__WORK TO COMPLETE__
In the listing below, identify each line with the word "gaap" and return those lines.

Figure contents as structured data

● ● ● ● ● ● ●

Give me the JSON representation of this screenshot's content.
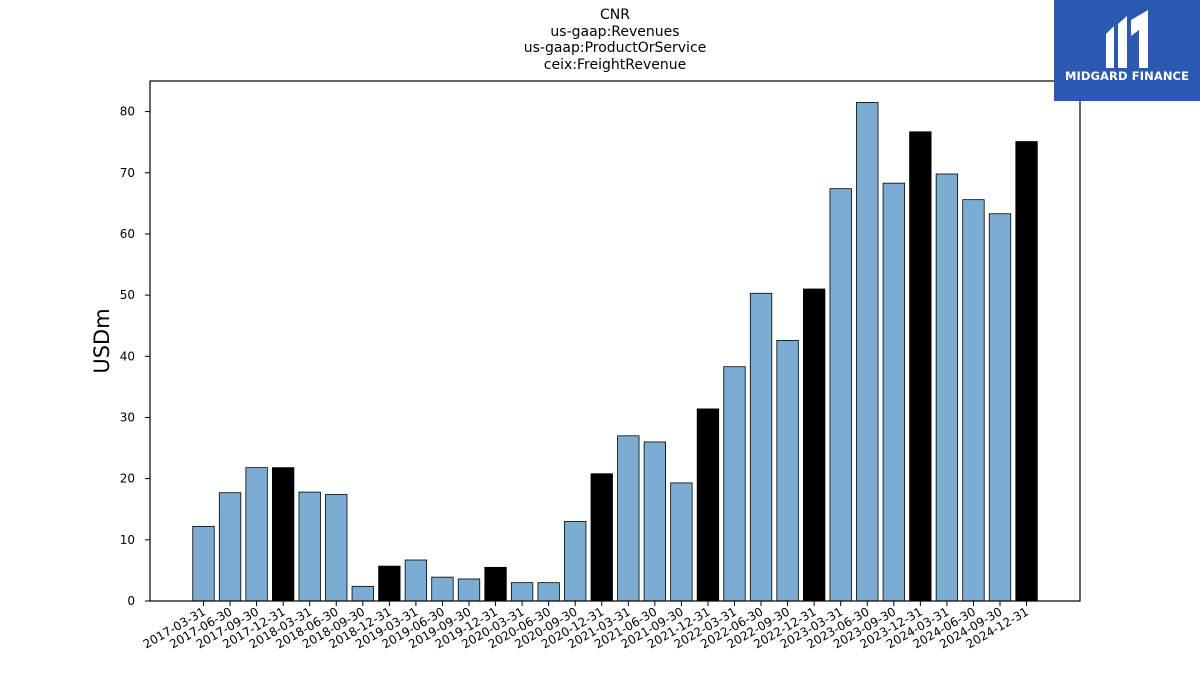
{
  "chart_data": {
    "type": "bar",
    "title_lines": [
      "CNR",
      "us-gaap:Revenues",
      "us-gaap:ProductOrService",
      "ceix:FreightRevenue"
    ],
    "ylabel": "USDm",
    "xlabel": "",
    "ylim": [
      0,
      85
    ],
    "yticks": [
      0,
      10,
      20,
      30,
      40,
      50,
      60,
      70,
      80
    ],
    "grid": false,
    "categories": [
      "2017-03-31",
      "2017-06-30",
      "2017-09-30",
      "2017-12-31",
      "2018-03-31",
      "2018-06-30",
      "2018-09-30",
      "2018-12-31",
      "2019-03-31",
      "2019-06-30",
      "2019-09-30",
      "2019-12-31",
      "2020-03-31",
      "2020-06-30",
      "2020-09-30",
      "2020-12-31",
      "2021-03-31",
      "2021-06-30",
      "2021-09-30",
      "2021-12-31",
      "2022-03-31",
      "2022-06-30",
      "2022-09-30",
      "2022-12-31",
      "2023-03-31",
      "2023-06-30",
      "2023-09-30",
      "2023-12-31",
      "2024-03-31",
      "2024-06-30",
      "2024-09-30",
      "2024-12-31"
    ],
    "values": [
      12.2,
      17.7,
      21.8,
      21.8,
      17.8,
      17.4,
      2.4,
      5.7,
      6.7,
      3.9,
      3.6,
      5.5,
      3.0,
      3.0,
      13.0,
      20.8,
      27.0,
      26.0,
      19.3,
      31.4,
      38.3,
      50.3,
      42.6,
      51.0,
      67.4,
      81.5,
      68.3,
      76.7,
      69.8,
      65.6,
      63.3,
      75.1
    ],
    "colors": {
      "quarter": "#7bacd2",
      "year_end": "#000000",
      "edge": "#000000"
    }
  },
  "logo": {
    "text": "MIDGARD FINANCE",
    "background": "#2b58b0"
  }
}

● ● ● ● ● ● ●

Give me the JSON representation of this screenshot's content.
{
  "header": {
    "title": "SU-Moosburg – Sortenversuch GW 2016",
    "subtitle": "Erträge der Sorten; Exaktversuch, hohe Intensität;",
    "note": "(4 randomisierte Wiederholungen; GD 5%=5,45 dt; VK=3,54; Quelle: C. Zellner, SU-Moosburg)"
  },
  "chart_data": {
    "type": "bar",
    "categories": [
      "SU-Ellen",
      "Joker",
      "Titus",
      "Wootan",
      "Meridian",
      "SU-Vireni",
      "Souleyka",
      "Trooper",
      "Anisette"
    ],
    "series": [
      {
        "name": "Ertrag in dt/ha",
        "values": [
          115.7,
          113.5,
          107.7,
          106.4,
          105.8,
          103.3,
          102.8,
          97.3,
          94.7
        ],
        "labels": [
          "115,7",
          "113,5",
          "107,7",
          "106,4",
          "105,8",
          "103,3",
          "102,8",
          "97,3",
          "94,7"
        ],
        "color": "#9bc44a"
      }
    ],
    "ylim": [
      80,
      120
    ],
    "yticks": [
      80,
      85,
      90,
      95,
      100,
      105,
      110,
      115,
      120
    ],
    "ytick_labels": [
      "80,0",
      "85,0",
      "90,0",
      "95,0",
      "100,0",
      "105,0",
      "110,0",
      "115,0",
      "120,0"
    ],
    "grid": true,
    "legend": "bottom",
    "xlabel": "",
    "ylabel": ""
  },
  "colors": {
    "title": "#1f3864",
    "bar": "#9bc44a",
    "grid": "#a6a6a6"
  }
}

● ● ● ● ● ● ●

__FINAL RESULT__
      "us-gaap:Revenues",
      "us-gaap:ProductOrService",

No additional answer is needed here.